* [YOUR GOAL]: Can you duplicate the material below line for line, exactly as it appears, but omit the pictures from your answer?

* [MATERIAL PROVIDED]:
##############################

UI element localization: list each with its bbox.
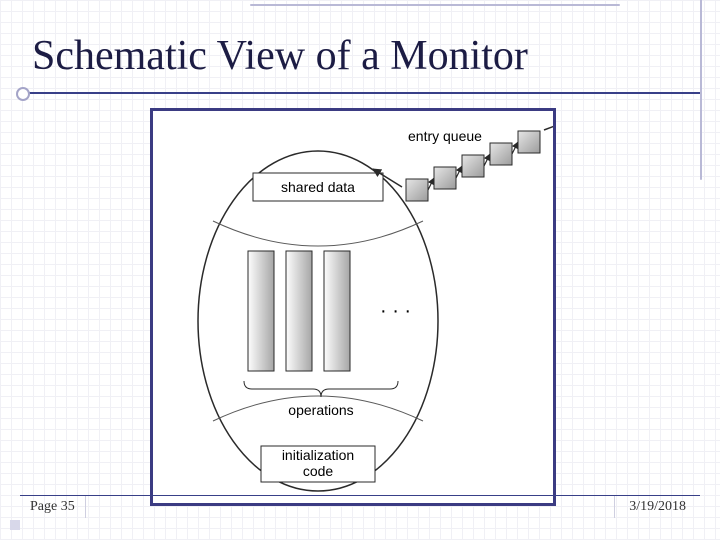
svg-text:initialization: initialization	[282, 447, 354, 463]
footer-bar: Page 35 3/19/2018	[20, 495, 700, 518]
svg-text:operations: operations	[288, 402, 353, 418]
title-underline	[20, 92, 700, 94]
diagram-frame: shared data initializationcode · · · operat…	[150, 108, 556, 506]
slide-title: Schematic View of a Monitor	[32, 32, 528, 80]
monitor-diagram: shared data initializationcode · · · operat…	[153, 111, 553, 503]
decorative-top-rule	[250, 4, 620, 6]
svg-text:entry queue: entry queue	[408, 128, 482, 144]
svg-text:code: code	[303, 463, 334, 479]
footer-spacer	[85, 496, 616, 518]
svg-text:· · ·: · · ·	[380, 300, 411, 322]
page-number: Page 35	[20, 499, 85, 515]
decorative-side-rule	[700, 0, 702, 180]
title-bullet-dot	[16, 87, 30, 101]
slide-date: 3/19/2018	[615, 499, 700, 515]
corner-ornament	[10, 520, 20, 530]
svg-text:shared data: shared data	[281, 179, 355, 195]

##############################

* [WRITTEN SOLUTION]:
UI element localization: list each with its bbox.
svg-text:initialization: initialization	[282, 447, 354, 463]
footer-bar: Page 35 3/19/2018	[20, 495, 700, 518]
svg-text:operations: operations	[288, 402, 353, 418]
title-underline	[20, 92, 700, 94]
diagram-frame: shared data initializationcode · · · operat…	[150, 108, 556, 506]
slide-title: Schematic View of a Monitor	[32, 32, 528, 80]
monitor-diagram: shared data initializationcode · · · operat…	[153, 111, 553, 503]
decorative-top-rule	[250, 4, 620, 6]
svg-text:entry queue: entry queue	[408, 128, 482, 144]
svg-text:code: code	[303, 463, 334, 479]
footer-spacer	[85, 496, 616, 518]
svg-text:· · ·: · · ·	[380, 300, 411, 322]
page-number: Page 35	[20, 499, 85, 515]
decorative-side-rule	[700, 0, 702, 180]
title-bullet-dot	[16, 87, 30, 101]
slide-date: 3/19/2018	[615, 499, 700, 515]
corner-ornament	[10, 520, 20, 530]
svg-text:shared data: shared data	[281, 179, 355, 195]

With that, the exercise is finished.